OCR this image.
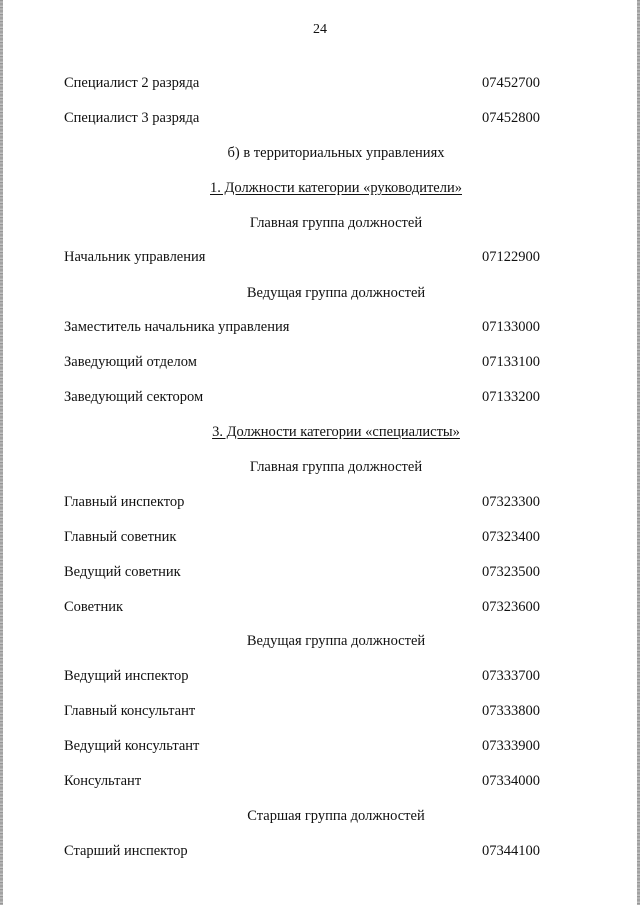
24
Специалист 2 разряда	07452700
Специалист 3 разряда	07452800
б) в территориальных управлениях
1. Должности категории «руководители»
Главная группа должностей
Начальник управления	07122900
Ведущая группа должностей
Заместитель начальника управления	07133000
Заведующий отделом	07133100
Заведующий сектором	07133200
3. Должности категории «специалисты»
Главная группа должностей
Главный инспектор	07323300
Главный советник	07323400
Ведущий советник	07323500
Советник	07323600
Ведущая группа должностей
Ведущий инспектор	07333700
Главный консультант	07333800
Ведущий консультант	07333900
Консультант	07334000
Старшая группа должностей
Старший инспектор	07344100
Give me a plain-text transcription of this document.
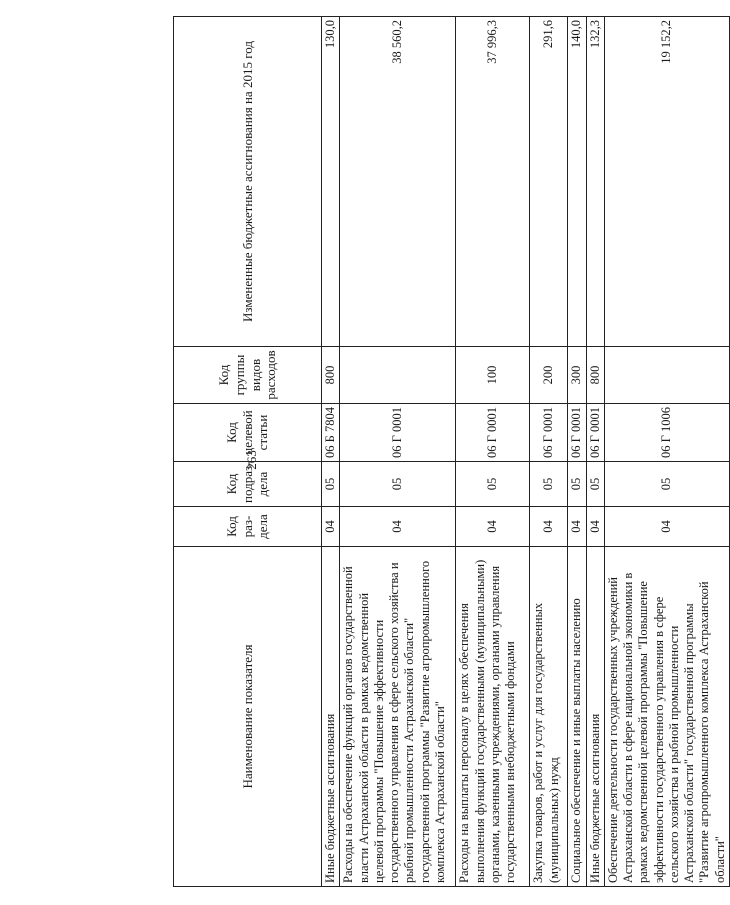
263
Наименование показателя	Код раз-дела	Код подраз-дела	Код целевой статьи	Код группы видов расходов	Измененные бюджетные ассигнования на 2015 год
Иные бюджетные ассигнования	04	05	06 Б 7804	800	130,0
Расходы на обеспечение функций органов государственной власти Астраханской области в рамках ведомственной целевой программы "Повышение эффективности государственного управления в сфере сельского хозяйства и рыбной промышленности Астраханской области" государственной программы "Развитие агропромышленного комплекса Астраханской области"	04	05	06 Г 0001		38 560,2
Расходы на выплаты персоналу в целях обеспечения выполнения функций государственными (муниципальными) органами, казенными учреждениями, органами управления государственными внебюджетными фондами	04	05	06 Г 0001	100	37 996,3
Закупка товаров, работ и услуг для государственных (муниципальных) нужд	04	05	06 Г 0001	200	291,6
Социальное обеспечение и иные выплаты населению	04	05	06 Г 0001	300	140,0
Иные бюджетные ассигнования	04	05	06 Г 0001	800	132,3
Обеспечение деятельности государственных учреждений Астраханской области в сфере национальной экономики в рамках ведомственной целевой программы "Повышение эффективности государственного управления в сфере сельского хозяйства и рыбной промышленности Астраханской области" государственной программы "Развитие агропромышленного комплекса Астраханской области"	04	05	06 Г 1006		19 152,2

- [Required task]: Each line of the data is to be duplicated exactly; pictures stay out of the copy.

- [Written response]:
OCR this image.
24
Специалист 2 разряда	07452700
Специалист 3 разряда	07452800
б) в территориальных управлениях
1. Должности категории «руководители»
Главная группа должностей
Начальник управления	07122900
Ведущая группа должностей
Заместитель начальника управления	07133000
Заведующий отделом	07133100
Заведующий сектором	07133200
3. Должности категории «специалисты»
Главная группа должностей
Главный инспектор	07323300
Главный советник	07323400
Ведущий советник	07323500
Советник	07323600
Ведущая группа должностей
Ведущий инспектор	07333700
Главный консультант	07333800
Ведущий консультант	07333900
Консультант	07334000
Старшая группа должностей
Старший инспектор	07344100
Give me a plain-text transcription of this document.
263
Наименование показателя	Код раз-дела	Код подраз-дела	Код целевой статьи	Код группы видов расходов	Измененные бюджетные ассигнования на 2015 год
Иные бюджетные ассигнования	04	05	06 Б 7804	800	130,0
Расходы на обеспечение функций органов государственной власти Астраханской области в рамках ведомственной целевой программы "Повышение эффективности государственного управления в сфере сельского хозяйства и рыбной промышленности Астраханской области" государственной программы "Развитие агропромышленного комплекса Астраханской области"	04	05	06 Г 0001		38 560,2
Расходы на выплаты персоналу в целях обеспечения выполнения функций государственными (муниципальными) органами, казенными учреждениями, органами управления государственными внебюджетными фондами	04	05	06 Г 0001	100	37 996,3
Закупка товаров, работ и услуг для государственных (муниципальных) нужд	04	05	06 Г 0001	200	291,6
Социальное обеспечение и иные выплаты населению	04	05	06 Г 0001	300	140,0
Иные бюджетные ассигнования	04	05	06 Г 0001	800	132,3
Обеспечение деятельности государственных учреждений Астраханской области в сфере национальной экономики в рамках ведомственной целевой программы "Повышение эффективности государственного управления в сфере сельского хозяйства и рыбной промышленности Астраханской области" государственной программы "Развитие агропромышленного комплекса Астраханской области"	04	05	06 Г 1006		19 152,2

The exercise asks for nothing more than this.